Some records
---

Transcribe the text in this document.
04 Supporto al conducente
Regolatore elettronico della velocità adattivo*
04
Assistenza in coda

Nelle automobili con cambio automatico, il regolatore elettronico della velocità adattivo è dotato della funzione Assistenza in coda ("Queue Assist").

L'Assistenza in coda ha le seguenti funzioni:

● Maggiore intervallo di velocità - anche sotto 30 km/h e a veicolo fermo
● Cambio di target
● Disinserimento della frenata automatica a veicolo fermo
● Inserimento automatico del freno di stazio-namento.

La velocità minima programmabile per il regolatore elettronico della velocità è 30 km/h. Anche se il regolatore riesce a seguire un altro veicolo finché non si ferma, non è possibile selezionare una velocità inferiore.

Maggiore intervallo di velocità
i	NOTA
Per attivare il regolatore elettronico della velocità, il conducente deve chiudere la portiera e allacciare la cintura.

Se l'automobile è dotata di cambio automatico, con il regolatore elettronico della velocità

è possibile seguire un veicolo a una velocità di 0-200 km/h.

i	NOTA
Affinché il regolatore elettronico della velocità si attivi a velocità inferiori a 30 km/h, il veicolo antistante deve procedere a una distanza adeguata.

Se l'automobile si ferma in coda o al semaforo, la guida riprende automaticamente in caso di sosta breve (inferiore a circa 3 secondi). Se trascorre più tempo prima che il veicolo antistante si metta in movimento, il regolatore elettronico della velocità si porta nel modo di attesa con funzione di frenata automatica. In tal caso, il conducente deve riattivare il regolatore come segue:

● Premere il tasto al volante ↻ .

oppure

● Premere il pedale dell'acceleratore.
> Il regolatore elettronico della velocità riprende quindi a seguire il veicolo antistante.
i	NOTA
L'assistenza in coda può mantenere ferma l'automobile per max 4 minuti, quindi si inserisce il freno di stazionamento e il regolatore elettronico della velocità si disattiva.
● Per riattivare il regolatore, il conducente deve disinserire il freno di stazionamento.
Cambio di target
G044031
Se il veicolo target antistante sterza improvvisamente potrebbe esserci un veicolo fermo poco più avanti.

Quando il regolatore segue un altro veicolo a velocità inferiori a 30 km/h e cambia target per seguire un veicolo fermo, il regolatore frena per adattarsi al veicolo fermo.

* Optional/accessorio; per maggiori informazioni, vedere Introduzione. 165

---

# REQUIRED TASK:
Copy each record from above without leaving any out.

# EXPECTED ANSWER:
Transcribe the text in this document.
04 Supporto al conducente
Regolatore elettronico della velocità adattivo*
04
Assistenza in coda

Nelle automobili con cambio automatico, il regolatore elettronico della velocità adattivo è dotato della funzione Assistenza in coda ("Queue Assist").

L'Assistenza in coda ha le seguenti funzioni:

● Maggiore intervallo di velocità - anche sotto 30 km/h e a veicolo fermo
● Cambio di target
● Disinserimento della frenata automatica a veicolo fermo
● Inserimento automatico del freno di stazio-namento.

La velocità minima programmabile per il regolatore elettronico della velocità è 30 km/h. Anche se il regolatore riesce a seguire un altro veicolo finché non si ferma, non è possibile selezionare una velocità inferiore.

Maggiore intervallo di velocità
i	NOTA
Per attivare il regolatore elettronico della velocità, il conducente deve chiudere la portiera e allacciare la cintura.

Se l'automobile è dotata di cambio automatico, con il regolatore elettronico della velocità

è possibile seguire un veicolo a una velocità di 0-200 km/h.

i	NOTA
Affinché il regolatore elettronico della velocità si attivi a velocità inferiori a 30 km/h, il veicolo antistante deve procedere a una distanza adeguata.

Se l'automobile si ferma in coda o al semaforo, la guida riprende automaticamente in caso di sosta breve (inferiore a circa 3 secondi). Se trascorre più tempo prima che il veicolo antistante si metta in movimento, il regolatore elettronico della velocità si porta nel modo di attesa con funzione di frenata automatica. In tal caso, il conducente deve riattivare il regolatore come segue:

● Premere il tasto al volante ↻ .

oppure

● Premere il pedale dell'acceleratore.
> Il regolatore elettronico della velocità riprende quindi a seguire il veicolo antistante.
i	NOTA
L'assistenza in coda può mantenere ferma l'automobile per max 4 minuti, quindi si inserisce il freno di stazionamento e il regolatore elettronico della velocità si disattiva.
● Per riattivare il regolatore, il conducente deve disinserire il freno di stazionamento.
Cambio di target
G044031
Se il veicolo target antistante sterza improvvisamente potrebbe esserci un veicolo fermo poco più avanti.

Quando il regolatore segue un altro veicolo a velocità inferiori a 30 km/h e cambia target per seguire un veicolo fermo, il regolatore frena per adattarsi al veicolo fermo.

* Optional/accessorio; per maggiori informazioni, vedere Introduzione. 165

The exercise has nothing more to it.